((
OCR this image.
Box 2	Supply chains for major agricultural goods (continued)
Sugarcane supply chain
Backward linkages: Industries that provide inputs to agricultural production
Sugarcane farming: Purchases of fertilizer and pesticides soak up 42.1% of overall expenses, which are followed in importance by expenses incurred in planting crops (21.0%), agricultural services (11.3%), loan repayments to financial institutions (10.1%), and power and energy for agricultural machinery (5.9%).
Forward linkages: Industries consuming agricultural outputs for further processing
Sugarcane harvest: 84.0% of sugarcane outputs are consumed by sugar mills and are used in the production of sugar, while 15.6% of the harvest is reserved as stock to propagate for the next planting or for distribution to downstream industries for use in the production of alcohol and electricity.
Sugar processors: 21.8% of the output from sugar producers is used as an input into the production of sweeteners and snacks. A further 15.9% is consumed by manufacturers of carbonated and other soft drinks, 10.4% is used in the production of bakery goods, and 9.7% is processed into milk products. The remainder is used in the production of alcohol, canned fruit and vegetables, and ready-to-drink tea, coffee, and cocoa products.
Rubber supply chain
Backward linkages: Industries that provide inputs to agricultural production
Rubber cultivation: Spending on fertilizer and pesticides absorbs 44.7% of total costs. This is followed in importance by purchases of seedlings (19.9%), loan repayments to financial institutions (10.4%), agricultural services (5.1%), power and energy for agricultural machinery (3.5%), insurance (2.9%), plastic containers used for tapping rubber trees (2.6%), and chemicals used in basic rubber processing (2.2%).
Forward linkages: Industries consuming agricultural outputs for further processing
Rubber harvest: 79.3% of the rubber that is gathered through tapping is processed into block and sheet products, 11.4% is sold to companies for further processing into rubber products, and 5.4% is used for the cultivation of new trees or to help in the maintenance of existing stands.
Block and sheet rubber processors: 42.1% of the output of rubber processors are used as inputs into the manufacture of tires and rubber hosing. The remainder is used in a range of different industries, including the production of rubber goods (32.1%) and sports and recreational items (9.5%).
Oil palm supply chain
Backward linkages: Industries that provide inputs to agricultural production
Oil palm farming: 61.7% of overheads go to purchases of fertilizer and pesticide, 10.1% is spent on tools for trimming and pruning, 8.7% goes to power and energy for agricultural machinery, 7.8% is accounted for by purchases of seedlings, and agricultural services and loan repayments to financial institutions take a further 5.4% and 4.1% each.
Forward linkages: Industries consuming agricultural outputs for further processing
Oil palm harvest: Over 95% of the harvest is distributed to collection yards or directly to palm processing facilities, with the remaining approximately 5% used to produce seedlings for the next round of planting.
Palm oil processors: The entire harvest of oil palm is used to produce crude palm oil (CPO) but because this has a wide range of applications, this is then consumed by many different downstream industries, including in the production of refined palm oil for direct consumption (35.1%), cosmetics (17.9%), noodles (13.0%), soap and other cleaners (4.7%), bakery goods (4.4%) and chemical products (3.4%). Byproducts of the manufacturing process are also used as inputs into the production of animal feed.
))
#### TASK TO COMPLETE
Track down every line with the word "importance" and copy it.

#### WRITTEN SOLUTION
Sugarcane farming: Purchases of fertilizer and pesticides soak up 42.1% of overall expenses, which are followed in importance by expenses incurred in planting crops (21.0%), agricultural services (11.3%), loan repayments to financial institutions (10.1%), and power and energy for agricultural machinery (5.9%).
Rubber cultivation: Spending on fertilizer and pesticides absorbs 44.7% of total costs. This is followed in importance by purchases of seedlings (19.9%), loan repayments to financial institutions (10.4%), agricultural services (5.1%), power and energy for agricultural machinery (3.5%), insurance (2.9%), plastic containers used for tapping rubber trees (2.6%), and chemicals used in basic rubber processing (2.2%).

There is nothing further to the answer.